To be done:
Filter the records below and copy out each line that contains the string "List", matching its case exactly.
──────────────────────────────
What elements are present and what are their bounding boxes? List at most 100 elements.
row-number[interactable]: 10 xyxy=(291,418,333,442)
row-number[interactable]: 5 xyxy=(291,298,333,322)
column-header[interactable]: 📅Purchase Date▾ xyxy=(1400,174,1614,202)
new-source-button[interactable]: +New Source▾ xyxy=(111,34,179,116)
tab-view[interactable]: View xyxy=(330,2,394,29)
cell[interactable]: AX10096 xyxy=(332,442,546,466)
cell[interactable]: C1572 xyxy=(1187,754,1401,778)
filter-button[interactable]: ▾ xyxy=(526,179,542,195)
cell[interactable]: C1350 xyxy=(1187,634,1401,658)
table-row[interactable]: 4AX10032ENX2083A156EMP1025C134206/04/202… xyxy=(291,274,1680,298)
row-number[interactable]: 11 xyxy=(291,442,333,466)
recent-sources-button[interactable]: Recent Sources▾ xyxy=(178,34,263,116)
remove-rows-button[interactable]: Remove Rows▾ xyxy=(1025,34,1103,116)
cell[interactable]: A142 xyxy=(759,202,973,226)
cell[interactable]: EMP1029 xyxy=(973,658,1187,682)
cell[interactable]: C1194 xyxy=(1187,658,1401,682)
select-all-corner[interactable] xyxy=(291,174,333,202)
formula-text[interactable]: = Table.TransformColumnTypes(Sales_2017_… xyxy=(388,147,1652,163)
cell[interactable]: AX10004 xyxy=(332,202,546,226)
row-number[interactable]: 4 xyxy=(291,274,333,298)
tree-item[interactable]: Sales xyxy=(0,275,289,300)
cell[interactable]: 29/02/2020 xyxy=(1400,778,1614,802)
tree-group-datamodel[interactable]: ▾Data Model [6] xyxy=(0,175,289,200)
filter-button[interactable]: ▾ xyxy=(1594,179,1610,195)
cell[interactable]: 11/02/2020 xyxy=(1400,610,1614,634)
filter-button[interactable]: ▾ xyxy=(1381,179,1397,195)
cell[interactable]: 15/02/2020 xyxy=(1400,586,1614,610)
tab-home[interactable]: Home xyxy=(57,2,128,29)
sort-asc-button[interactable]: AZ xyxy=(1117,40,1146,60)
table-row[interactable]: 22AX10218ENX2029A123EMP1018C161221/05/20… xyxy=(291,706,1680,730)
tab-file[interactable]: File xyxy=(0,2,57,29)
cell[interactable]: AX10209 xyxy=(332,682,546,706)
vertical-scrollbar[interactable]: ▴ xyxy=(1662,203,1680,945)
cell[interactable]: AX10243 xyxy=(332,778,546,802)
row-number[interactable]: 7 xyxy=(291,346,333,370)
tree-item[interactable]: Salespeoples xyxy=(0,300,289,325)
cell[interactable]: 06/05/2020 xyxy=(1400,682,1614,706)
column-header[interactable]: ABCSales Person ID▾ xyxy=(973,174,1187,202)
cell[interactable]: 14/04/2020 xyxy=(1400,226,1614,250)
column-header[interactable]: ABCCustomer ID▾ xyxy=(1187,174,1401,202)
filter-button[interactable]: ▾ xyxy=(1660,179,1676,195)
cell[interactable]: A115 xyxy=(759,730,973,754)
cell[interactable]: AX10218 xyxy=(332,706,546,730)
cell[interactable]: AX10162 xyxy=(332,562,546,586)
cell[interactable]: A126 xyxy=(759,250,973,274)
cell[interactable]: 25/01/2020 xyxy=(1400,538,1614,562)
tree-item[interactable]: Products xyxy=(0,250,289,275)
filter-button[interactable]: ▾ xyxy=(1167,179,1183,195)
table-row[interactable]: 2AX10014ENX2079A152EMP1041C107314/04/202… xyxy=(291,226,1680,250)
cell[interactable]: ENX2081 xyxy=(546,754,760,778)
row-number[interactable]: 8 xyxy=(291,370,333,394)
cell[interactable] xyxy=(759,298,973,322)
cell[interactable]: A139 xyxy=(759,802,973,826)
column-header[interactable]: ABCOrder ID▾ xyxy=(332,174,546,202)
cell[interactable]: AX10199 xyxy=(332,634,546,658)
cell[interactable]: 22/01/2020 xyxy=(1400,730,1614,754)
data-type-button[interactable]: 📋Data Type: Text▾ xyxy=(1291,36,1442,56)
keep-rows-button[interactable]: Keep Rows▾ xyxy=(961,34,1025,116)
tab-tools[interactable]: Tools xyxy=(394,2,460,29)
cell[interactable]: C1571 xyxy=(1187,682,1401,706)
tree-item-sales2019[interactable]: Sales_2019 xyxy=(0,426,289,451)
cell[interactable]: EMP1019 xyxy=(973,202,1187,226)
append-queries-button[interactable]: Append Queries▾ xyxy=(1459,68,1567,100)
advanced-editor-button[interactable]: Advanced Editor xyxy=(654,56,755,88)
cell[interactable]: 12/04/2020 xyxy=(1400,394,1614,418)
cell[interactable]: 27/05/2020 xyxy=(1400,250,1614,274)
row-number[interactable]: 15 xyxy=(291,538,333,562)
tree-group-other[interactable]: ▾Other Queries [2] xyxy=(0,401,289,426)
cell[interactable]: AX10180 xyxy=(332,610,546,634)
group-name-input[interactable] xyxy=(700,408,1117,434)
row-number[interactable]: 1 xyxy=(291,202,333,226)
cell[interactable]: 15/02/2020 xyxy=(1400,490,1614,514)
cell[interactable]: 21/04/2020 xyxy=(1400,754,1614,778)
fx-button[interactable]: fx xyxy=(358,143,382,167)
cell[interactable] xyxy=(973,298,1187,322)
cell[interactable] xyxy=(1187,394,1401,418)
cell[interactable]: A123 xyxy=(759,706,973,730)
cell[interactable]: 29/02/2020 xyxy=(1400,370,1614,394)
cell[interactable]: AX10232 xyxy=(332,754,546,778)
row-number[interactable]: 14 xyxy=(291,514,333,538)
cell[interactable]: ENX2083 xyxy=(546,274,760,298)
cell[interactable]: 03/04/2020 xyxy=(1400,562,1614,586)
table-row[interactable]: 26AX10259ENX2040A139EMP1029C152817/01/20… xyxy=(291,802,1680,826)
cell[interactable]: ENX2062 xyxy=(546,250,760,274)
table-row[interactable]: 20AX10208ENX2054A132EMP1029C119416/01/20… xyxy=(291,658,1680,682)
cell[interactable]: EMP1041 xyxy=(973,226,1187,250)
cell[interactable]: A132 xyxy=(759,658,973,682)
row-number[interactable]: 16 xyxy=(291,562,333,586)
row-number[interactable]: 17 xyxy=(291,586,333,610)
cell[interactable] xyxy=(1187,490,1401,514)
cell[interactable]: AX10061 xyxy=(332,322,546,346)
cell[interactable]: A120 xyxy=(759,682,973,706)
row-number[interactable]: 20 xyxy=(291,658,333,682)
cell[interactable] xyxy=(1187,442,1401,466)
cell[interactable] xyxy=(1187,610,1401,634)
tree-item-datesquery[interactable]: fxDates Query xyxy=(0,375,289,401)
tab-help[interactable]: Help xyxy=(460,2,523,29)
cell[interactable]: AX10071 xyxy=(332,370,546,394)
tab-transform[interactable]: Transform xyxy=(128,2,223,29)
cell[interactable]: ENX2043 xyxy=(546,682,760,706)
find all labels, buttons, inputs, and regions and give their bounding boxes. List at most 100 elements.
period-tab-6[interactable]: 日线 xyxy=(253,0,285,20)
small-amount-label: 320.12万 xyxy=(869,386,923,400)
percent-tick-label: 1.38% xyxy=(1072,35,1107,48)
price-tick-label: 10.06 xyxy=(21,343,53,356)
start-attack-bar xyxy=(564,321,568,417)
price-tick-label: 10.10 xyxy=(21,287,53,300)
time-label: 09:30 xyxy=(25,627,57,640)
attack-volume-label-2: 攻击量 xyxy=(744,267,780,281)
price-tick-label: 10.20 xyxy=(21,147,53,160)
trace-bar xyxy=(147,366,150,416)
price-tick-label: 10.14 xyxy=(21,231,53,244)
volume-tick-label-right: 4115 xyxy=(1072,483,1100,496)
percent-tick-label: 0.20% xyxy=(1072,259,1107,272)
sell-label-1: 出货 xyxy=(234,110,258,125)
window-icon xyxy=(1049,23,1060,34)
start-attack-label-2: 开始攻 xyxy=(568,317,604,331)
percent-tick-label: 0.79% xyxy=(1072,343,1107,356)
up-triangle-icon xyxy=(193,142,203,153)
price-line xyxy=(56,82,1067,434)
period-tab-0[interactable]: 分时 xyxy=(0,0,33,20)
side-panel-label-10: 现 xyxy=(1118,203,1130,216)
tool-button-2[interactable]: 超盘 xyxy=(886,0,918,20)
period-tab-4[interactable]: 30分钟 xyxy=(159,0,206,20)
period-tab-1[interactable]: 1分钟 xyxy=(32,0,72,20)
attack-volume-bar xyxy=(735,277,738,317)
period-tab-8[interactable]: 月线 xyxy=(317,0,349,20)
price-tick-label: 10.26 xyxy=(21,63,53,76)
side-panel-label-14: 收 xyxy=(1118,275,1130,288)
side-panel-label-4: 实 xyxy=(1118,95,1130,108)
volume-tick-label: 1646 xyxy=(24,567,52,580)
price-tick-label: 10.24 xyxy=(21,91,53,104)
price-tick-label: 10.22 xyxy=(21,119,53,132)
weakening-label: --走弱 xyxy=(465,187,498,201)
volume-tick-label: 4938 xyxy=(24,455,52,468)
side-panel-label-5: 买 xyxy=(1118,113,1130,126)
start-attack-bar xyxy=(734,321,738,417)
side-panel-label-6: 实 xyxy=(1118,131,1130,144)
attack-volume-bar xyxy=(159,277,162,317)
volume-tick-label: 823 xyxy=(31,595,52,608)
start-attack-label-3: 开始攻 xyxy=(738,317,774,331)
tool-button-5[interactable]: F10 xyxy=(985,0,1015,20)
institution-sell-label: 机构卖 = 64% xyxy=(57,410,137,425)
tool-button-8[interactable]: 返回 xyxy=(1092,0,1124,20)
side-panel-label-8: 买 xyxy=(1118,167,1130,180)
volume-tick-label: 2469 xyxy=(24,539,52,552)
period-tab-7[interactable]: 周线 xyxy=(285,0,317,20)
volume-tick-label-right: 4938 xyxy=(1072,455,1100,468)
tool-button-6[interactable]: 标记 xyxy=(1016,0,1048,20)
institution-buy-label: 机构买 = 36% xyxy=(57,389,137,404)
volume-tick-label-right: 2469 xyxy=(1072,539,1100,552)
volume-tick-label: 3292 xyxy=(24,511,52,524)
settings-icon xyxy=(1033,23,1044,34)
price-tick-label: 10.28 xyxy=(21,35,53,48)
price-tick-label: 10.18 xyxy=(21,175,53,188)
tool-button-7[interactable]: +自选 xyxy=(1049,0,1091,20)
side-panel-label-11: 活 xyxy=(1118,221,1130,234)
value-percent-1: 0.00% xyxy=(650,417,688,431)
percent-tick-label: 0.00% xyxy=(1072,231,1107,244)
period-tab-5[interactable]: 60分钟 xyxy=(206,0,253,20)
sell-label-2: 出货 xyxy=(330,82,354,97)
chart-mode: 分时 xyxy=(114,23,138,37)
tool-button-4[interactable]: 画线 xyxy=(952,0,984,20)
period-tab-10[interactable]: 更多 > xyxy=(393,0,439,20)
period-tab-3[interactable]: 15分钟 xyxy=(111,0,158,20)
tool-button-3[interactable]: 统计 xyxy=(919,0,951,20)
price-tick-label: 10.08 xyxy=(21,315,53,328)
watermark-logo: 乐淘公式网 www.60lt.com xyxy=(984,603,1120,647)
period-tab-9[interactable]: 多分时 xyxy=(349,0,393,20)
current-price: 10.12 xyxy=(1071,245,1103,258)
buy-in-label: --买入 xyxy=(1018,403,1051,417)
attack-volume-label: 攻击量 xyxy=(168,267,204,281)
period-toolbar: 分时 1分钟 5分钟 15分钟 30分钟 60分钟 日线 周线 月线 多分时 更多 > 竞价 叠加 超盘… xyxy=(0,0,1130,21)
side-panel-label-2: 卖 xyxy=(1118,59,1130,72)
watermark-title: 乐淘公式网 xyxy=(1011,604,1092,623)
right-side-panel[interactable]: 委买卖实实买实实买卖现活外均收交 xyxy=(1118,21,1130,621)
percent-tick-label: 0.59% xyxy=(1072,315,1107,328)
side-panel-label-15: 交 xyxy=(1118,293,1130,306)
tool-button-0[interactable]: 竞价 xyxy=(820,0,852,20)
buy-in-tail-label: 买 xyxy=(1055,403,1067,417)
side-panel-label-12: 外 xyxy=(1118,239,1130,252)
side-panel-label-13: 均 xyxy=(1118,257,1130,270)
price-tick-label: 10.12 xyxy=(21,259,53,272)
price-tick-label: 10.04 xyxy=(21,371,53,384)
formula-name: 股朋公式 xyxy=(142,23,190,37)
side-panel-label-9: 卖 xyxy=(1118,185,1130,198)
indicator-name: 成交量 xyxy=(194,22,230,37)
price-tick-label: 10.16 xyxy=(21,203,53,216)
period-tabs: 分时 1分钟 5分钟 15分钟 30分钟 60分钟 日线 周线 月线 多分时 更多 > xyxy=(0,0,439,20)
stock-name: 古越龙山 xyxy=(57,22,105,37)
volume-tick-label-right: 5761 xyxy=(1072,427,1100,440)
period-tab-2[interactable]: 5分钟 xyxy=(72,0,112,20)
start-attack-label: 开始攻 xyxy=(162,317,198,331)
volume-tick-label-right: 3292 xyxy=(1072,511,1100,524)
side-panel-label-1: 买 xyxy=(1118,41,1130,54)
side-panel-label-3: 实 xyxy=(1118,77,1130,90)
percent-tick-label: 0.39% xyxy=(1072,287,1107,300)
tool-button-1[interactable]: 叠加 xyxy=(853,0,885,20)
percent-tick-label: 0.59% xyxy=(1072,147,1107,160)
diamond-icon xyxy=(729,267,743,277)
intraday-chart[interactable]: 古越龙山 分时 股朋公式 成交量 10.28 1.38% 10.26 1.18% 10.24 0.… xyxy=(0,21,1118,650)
──────────────────────────────
Exercise answer:
What elements are present and what are their bounding boxes? List at most 100 elements.
find all labels, buttons, inputs, and regions and give their bounding boxes. List at most 100 elements.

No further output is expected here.